§ The problem
Images should be left out, and everything else in the listing reproduced exactly.

§ Records to use
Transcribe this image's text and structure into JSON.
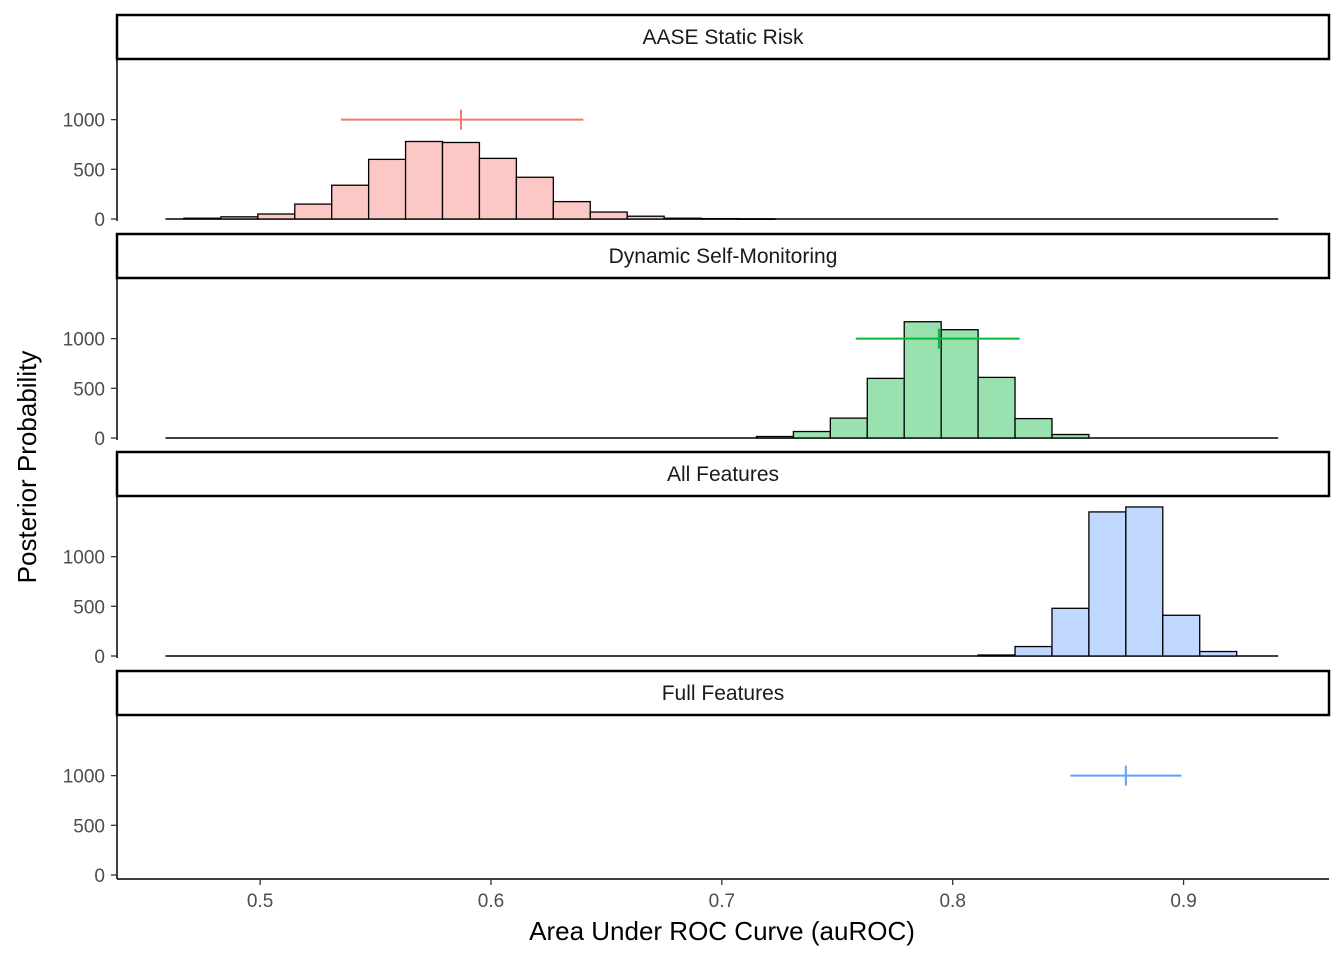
{
  "chart_data": {
    "type": "bar",
    "xlabel": "Area Under ROC Curve (auROC)",
    "ylabel": "Posterior Probability",
    "x_ticks": [
      0.5,
      0.6,
      0.7,
      0.8,
      0.9
    ],
    "x_tick_labels": [
      "0.5",
      "0.6",
      "0.7",
      "0.8",
      "0.9"
    ],
    "xlim": [
      0.438,
      0.963
    ],
    "y_ticks": [
      0,
      500,
      1000
    ],
    "y_tick_labels": [
      "0",
      "500",
      "1000"
    ],
    "ylim": [
      0,
      1570
    ],
    "bin_width": 0.016,
    "baseline_range": [
      0.459,
      0.941
    ],
    "panels": [
      {
        "label": "AASE Static Risk",
        "color": "#f8766d",
        "fill": "#fbc8c5",
        "bins": [
          {
            "x": 0.475,
            "count": 8
          },
          {
            "x": 0.491,
            "count": 22
          },
          {
            "x": 0.507,
            "count": 50
          },
          {
            "x": 0.523,
            "count": 150
          },
          {
            "x": 0.539,
            "count": 340
          },
          {
            "x": 0.555,
            "count": 600
          },
          {
            "x": 0.571,
            "count": 780
          },
          {
            "x": 0.587,
            "count": 770
          },
          {
            "x": 0.603,
            "count": 610
          },
          {
            "x": 0.619,
            "count": 420
          },
          {
            "x": 0.635,
            "count": 175
          },
          {
            "x": 0.651,
            "count": 70
          },
          {
            "x": 0.667,
            "count": 28
          },
          {
            "x": 0.683,
            "count": 8
          },
          {
            "x": 0.699,
            "count": 4
          },
          {
            "x": 0.715,
            "count": 2
          }
        ],
        "interval": {
          "center": 0.587,
          "low": 0.535,
          "high": 0.64,
          "y": 1000
        }
      },
      {
        "label": "Dynamic Self-Monitoring",
        "color": "#00ba38",
        "fill": "#99e2b0",
        "bins": [
          {
            "x": 0.723,
            "count": 15
          },
          {
            "x": 0.739,
            "count": 65
          },
          {
            "x": 0.755,
            "count": 200
          },
          {
            "x": 0.771,
            "count": 600
          },
          {
            "x": 0.787,
            "count": 1170
          },
          {
            "x": 0.803,
            "count": 1090
          },
          {
            "x": 0.819,
            "count": 610
          },
          {
            "x": 0.835,
            "count": 195
          },
          {
            "x": 0.851,
            "count": 35
          }
        ],
        "interval": {
          "center": 0.794,
          "low": 0.758,
          "high": 0.829,
          "y": 1000
        }
      },
      {
        "label": "All Features",
        "color": "#619cff",
        "fill": "#c0d7ff",
        "bins": [
          {
            "x": 0.819,
            "count": 10
          },
          {
            "x": 0.835,
            "count": 95
          },
          {
            "x": 0.851,
            "count": 480
          },
          {
            "x": 0.867,
            "count": 1450
          },
          {
            "x": 0.883,
            "count": 1500
          },
          {
            "x": 0.899,
            "count": 410
          },
          {
            "x": 0.915,
            "count": 45
          }
        ],
        "interval": null
      },
      {
        "label": "Full Features",
        "color": "#619cff",
        "fill": "#c0d7ff",
        "bins": [],
        "interval": {
          "center": 0.875,
          "low": 0.851,
          "high": 0.899,
          "y": 1000
        }
      }
    ]
  }
}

§ Exercise answer
Transcribe this image's text and structure into JSON.
{
  "chart_data": {
    "type": "bar",
    "xlabel": "Area Under ROC Curve (auROC)",
    "ylabel": "Posterior Probability",
    "x_ticks": [
      0.5,
      0.6,
      0.7,
      0.8,
      0.9
    ],
    "x_tick_labels": [
      "0.5",
      "0.6",
      "0.7",
      "0.8",
      "0.9"
    ],
    "xlim": [
      0.438,
      0.963
    ],
    "y_ticks": [
      0,
      500,
      1000
    ],
    "y_tick_labels": [
      "0",
      "500",
      "1000"
    ],
    "ylim": [
      0,
      1570
    ],
    "bin_width": 0.016,
    "baseline_range": [
      0.459,
      0.941
    ],
    "panels": [
      {
        "label": "AASE Static Risk",
        "color": "#f8766d",
        "fill": "#fbc8c5",
        "bins": [
          {
            "x": 0.475,
            "count": 8
          },
          {
            "x": 0.491,
            "count": 22
          },
          {
            "x": 0.507,
            "count": 50
          },
          {
            "x": 0.523,
            "count": 150
          },
          {
            "x": 0.539,
            "count": 340
          },
          {
            "x": 0.555,
            "count": 600
          },
          {
            "x": 0.571,
            "count": 780
          },
          {
            "x": 0.587,
            "count": 770
          },
          {
            "x": 0.603,
            "count": 610
          },
          {
            "x": 0.619,
            "count": 420
          },
          {
            "x": 0.635,
            "count": 175
          },
          {
            "x": 0.651,
            "count": 70
          },
          {
            "x": 0.667,
            "count": 28
          },
          {
            "x": 0.683,
            "count": 8
          },
          {
            "x": 0.699,
            "count": 4
          },
          {
            "x": 0.715,
            "count": 2
          }
        ],
        "interval": {
          "center": 0.587,
          "low": 0.535,
          "high": 0.64,
          "y": 1000
        }
      },
      {
        "label": "Dynamic Self-Monitoring",
        "color": "#00ba38",
        "fill": "#99e2b0",
        "bins": [
          {
            "x": 0.723,
            "count": 15
          },
          {
            "x": 0.739,
            "count": 65
          },
          {
            "x": 0.755,
            "count": 200
          },
          {
            "x": 0.771,
            "count": 600
          },
          {
            "x": 0.787,
            "count": 1170
          },
          {
            "x": 0.803,
            "count": 1090
          },
          {
            "x": 0.819,
            "count": 610
          },
          {
            "x": 0.835,
            "count": 195
          },
          {
            "x": 0.851,
            "count": 35
          }
        ],
        "interval": {
          "center": 0.794,
          "low": 0.758,
          "high": 0.829,
          "y": 1000
        }
      },
      {
        "label": "All Features",
        "color": "#619cff",
        "fill": "#c0d7ff",
        "bins": [
          {
            "x": 0.819,
            "count": 10
          },
          {
            "x": 0.835,
            "count": 95
          },
          {
            "x": 0.851,
            "count": 480
          },
          {
            "x": 0.867,
            "count": 1450
          },
          {
            "x": 0.883,
            "count": 1500
          },
          {
            "x": 0.899,
            "count": 410
          },
          {
            "x": 0.915,
            "count": 45
          }
        ],
        "interval": null
      },
      {
        "label": "Full Features",
        "color": "#619cff",
        "fill": "#c0d7ff",
        "bins": [],
        "interval": {
          "center": 0.875,
          "low": 0.851,
          "high": 0.899,
          "y": 1000
        }
      }
    ]
  }
}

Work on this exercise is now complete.